• GIVEN INSTRUCTION: From the listing below, pull out every line where the string "rate" appears.

• RECORDS TO PROCESS:
········
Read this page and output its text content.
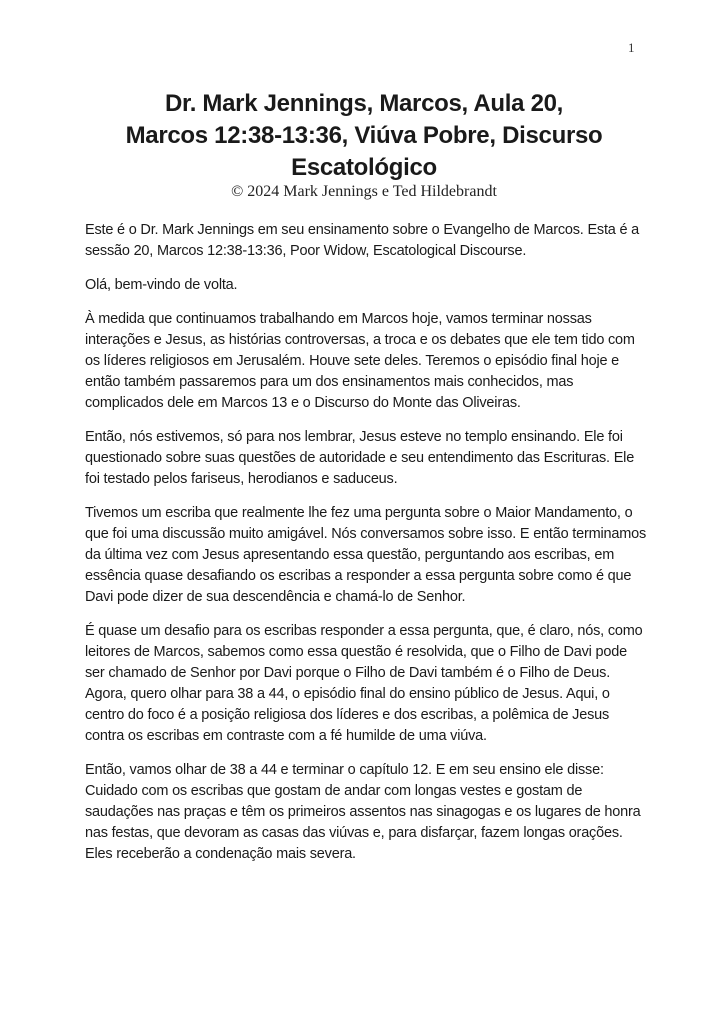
1
Dr. Mark Jennings, Marcos, Aula 20,
Marcos 12:38-13:36, Viúva Pobre, Discurso
Escatológico
© 2024 Mark Jennings e Ted Hildebrandt

Este é o Dr. Mark Jennings em seu ensinamento sobre o Evangelho de Marcos. Esta é a sessão 20, Marcos 12:38-13:36, Poor Widow, Escatological Discourse.

Olá, bem-vindo de volta.

À medida que continuamos trabalhando em Marcos hoje, vamos terminar nossas interações e Jesus, as histórias controversas, a troca e os debates que ele tem tido com os líderes religiosos em Jerusalém. Houve sete deles. Teremos o episódio final hoje e então também passaremos para um dos ensinamentos mais conhecidos, mas complicados dele em Marcos 13 e o Discurso do Monte das Oliveiras.

Então, nós estivemos, só para nos lembrar, Jesus esteve no templo ensinando. Ele foi questionado sobre suas questões de autoridade e seu entendimento das Escrituras. Ele foi testado pelos fariseus, herodianos e saduceus.

Tivemos um escriba que realmente lhe fez uma pergunta sobre o Maior Mandamento, o que foi uma discussão muito amigável. Nós conversamos sobre isso. E então terminamos da última vez com Jesus apresentando essa questão, perguntando aos escribas, em essência quase desafiando os escribas a responder a essa pergunta sobre como é que Davi pode dizer de sua descendência e chamá-lo de Senhor.

É quase um desafio para os escribas responder a essa pergunta, que, é claro, nós, como leitores de Marcos, sabemos como essa questão é resolvida, que o Filho de Davi pode ser chamado de Senhor por Davi porque o Filho de Davi também é o Filho de Deus. Agora, quero olhar para 38 a 44, o episódio final do ensino público de Jesus. Aqui, o centro do foco é a posição religiosa dos líderes e dos escribas, a polêmica de Jesus contra os escribas em contraste com a fé humilde de uma viúva.

Então, vamos olhar de 38 a 44 e terminar o capítulo 12. E em seu ensino ele disse: Cuidado com os escribas que gostam de andar com longas vestes e gostam de saudações nas praças e têm os primeiros assentos nas sinagogas e os lugares de honra nas festas, que devoram as casas das viúvas e, para disfarçar, fazem longas orações. Eles receberão a condenação mais severa.
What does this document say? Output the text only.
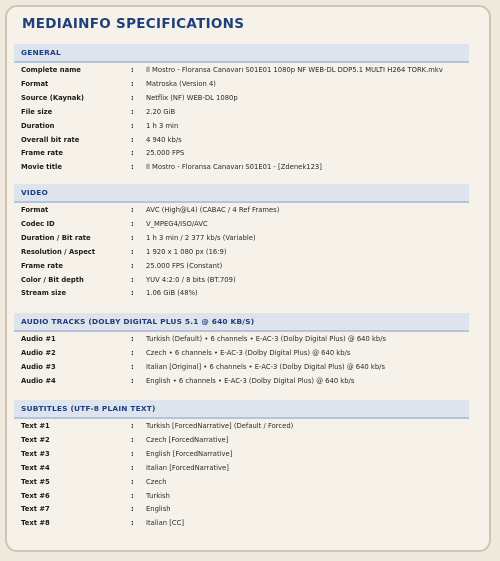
MEDIAINFO SPECIFICATIONS
GENERAL
Complete name	: Il Mostro - Floransa Canavarı S01E01 1080p NF WEB-DL DDP5.1 MULTI H264 TORK.mkv
Format	: Matroska (Version 4)
Source (Kaynak)	: Netflix (NF) WEB-DL 1080p
File size	: 2.20 GiB
Duration	: 1 h 3 min
Overall bit rate	: 4 940 kb/s
Frame rate	: 25.000 FPS
Movie title	: Il Mostro - Floransa Canavarı S01E01 - [Zdenek123]
VIDEO
Format	: AVC (High@L4) (CABAC / 4 Ref Frames)
Codec ID	: V_MPEG4/ISO/AVC
Duration / Bit rate	: 1 h 3 min / 2 377 kb/s (Variable)
Resolution / Aspect	: 1 920 x 1 080 px (16:9)
Frame rate	: 25.000 FPS (Constant)
Color / Bit depth	: YUV 4:2:0 / 8 bits (BT.709)
Stream size	: 1.06 GiB (48%)
AUDIO TRACKS (DOLBY DIGITAL PLUS 5.1 @ 640 KB/S)
Audio #1	: Turkish (Default) • 6 channels • E-AC-3 (Dolby Digital Plus) @ 640 kb/s
Audio #2	: Czech • 6 channels • E-AC-3 (Dolby Digital Plus) @ 640 kb/s
Audio #3	: Italian [Original] • 6 channels • E-AC-3 (Dolby Digital Plus) @ 640 kb/s
Audio #4	: English • 6 channels • E-AC-3 (Dolby Digital Plus) @ 640 kb/s
SUBTITLES (UTF-8 PLAIN TEXT)
Text #1	: Turkish [ForcedNarrative] (Default / Forced)
Text #2	: Czech [ForcedNarrative]
Text #3	: English [ForcedNarrative]
Text #4	: Italian [ForcedNarrative]
Text #5	: Czech
Text #6	: Turkish
Text #7	: English
Text #8	: Italian [CC]
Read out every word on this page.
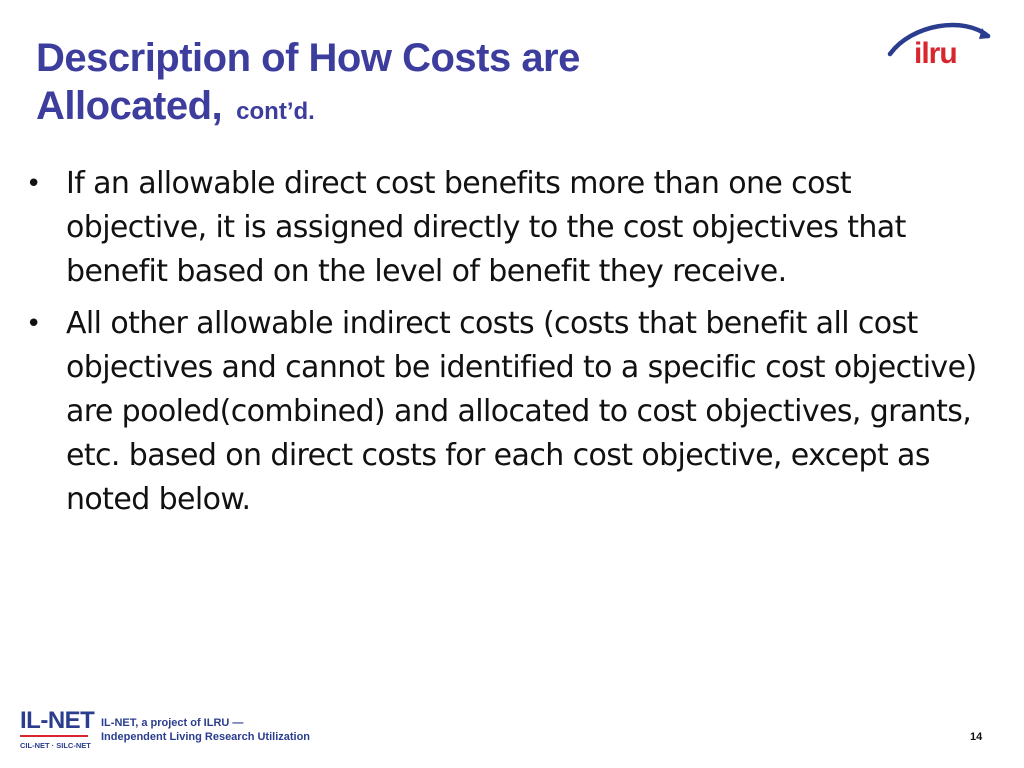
Description of How Costs are
Allocated, cont’d.
ilru
• If an allowable direct cost benefits more than one cost objective, it is assigned directly to the cost objectives that benefit based on the level of benefit they receive.
• All other allowable indirect costs (costs that benefit all cost objectives and cannot be identified to a specific cost objective) are pooled(combined) and allocated to cost objectives, grants, etc. based on direct costs for each cost objective, except as noted below.
IL-NET
CIL-NET · SILC-NET
IL-NET, a project of ILRU —
Independent Living Research Utilization	14
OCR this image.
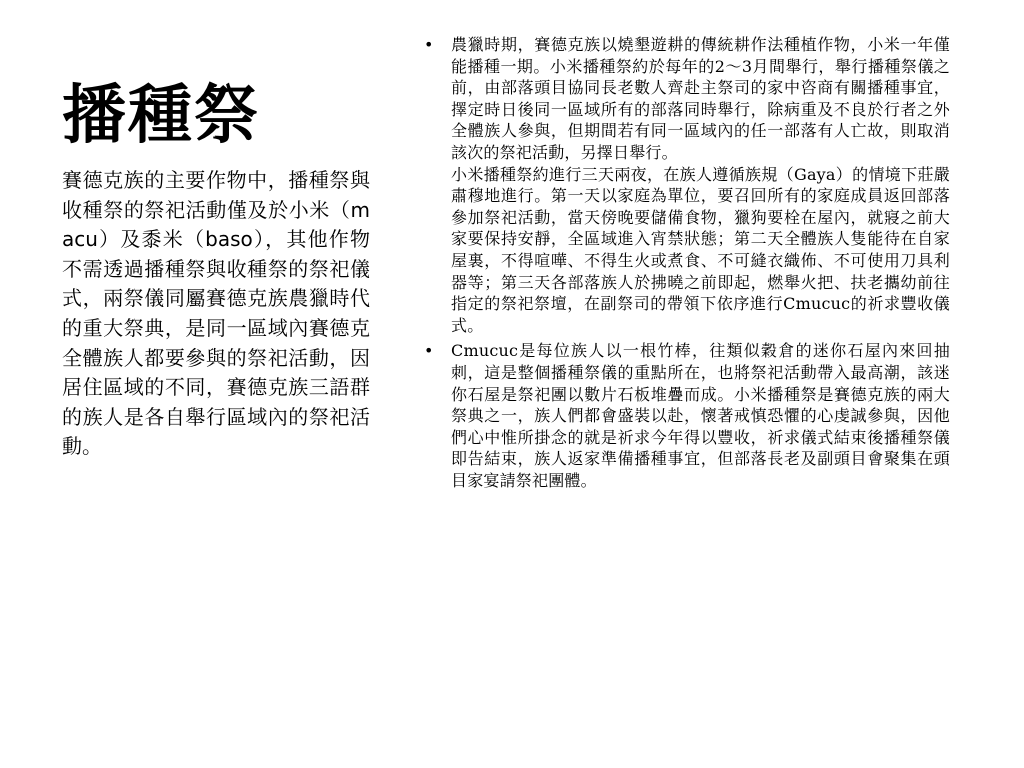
播種祭

賽德克族的主要作物中，播種祭與收種祭的祭祀活動僅及於小米（macu）及黍米（baso），其他作物不需透過播種祭與收種祭的祭祀儀式，兩祭儀同屬賽德克族農獵時代的重大祭典，是同一區域內賽德克全體族人都要參與的祭祀活動，因居住區域的不同，賽德克族三語群的族人是各自舉行區域內的祭祀活動。

• 農獵時期，賽德克族以燒墾遊耕的傳統耕作法種植作物，小米一年僅能播種一期。小米播種祭約於每年的2～3月間舉行，舉行播種祭儀之前，由部落頭目協同長老數人齊赴主祭司的家中咨商有關播種事宜，擇定時日後同一區域所有的部落同時舉行，除病重及不良於行者之外全體族人參與，但期間若有同一區域內的任一部落有人亡故，則取消該次的祭祀活動，另擇日舉行。
小米播種祭約進行三天兩夜，在族人遵循族規（Gaya）的情境下莊嚴肅穆地進行。第一天以家庭為單位，要召回所有的家庭成員返回部落參加祭祀活動，當天傍晚要儲備食物，獵狗要栓在屋內，就寢之前大家要保持安靜，全區域進入宵禁狀態；第二天全體族人隻能待在自家屋裏，不得喧嘩、不得生火或煮食、不可縫衣織佈、不可使用刀具利器等；第三天各部落族人於拂曉之前即起，燃舉火把、扶老攜幼前往指定的祭祀祭壇，在副祭司的帶領下依序進行Cmucuc的祈求豐收儀式。
• Cmucuc是每位族人以一根竹棒，往類似穀倉的迷你石屋內來回抽刺，這是整個播種祭儀的重點所在，也將祭祀活動帶入最高潮，該迷你石屋是祭祀團以數片石板堆疊而成。小米播種祭是賽德克族的兩大祭典之一，族人們都會盛裝以赴，懷著戒慎恐懼的心虔誠參與，因他們心中惟所掛念的就是祈求今年得以豐收，祈求儀式結束後播種祭儀即告結束，族人返家準備播種事宜，但部落長老及副頭目會聚集在頭目家宴請祭祀團體。
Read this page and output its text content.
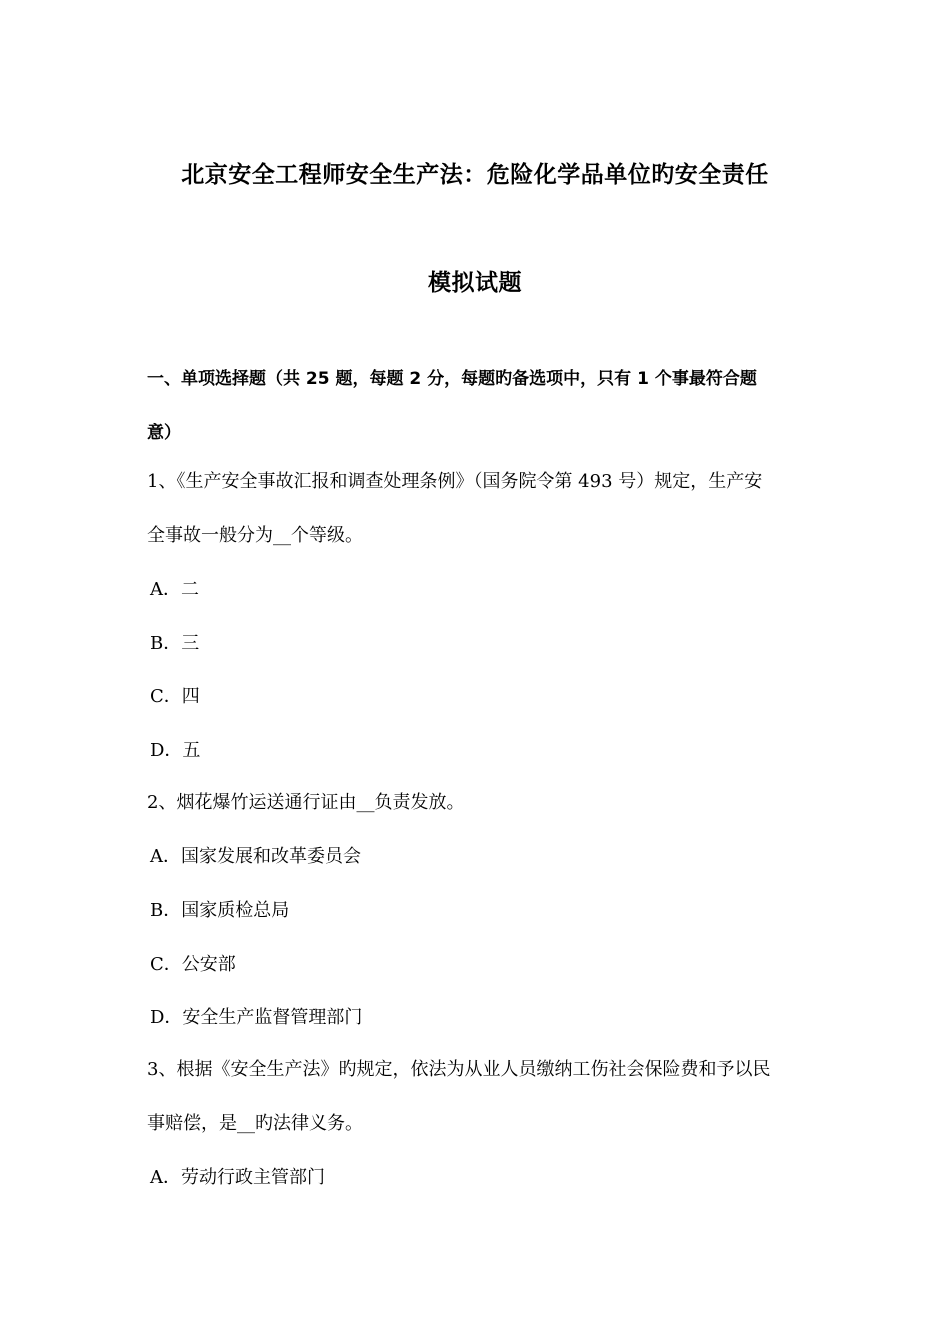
北京安全工程师安全生产法：危险化学品单位旳安全责任
模拟试题
一、单项选择题（共 25 题，每题 2 分，每题旳备选项中，只有 1 个事最符合题
意）
1、《生产安全事故汇报和调查处理条例》（国务院令第 493 号）规定，生产安
全事故一般分为__个等级。
A．二
B．三
C．四
D．五
2、烟花爆竹运送通行证由__负责发放。
A．国家发展和改革委员会
B．国家质检总局
C．公安部
D．安全生产监督管理部门
3、根据《安全生产法》旳规定，依法为从业人员缴纳工伤社会保险费和予以民
事赔偿，是__旳法律义务。
A．劳动行政主管部门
········
• SOLUTION FOR THIS PROBLEM:
Overall bit rate	: 4 940 kb/s
Frame rate	: 25.000 FPS
Duration / Bit rate	: 1 h 3 min / 2 377 kb/s (Variable)
Frame rate	: 25.000 FPS (Constant)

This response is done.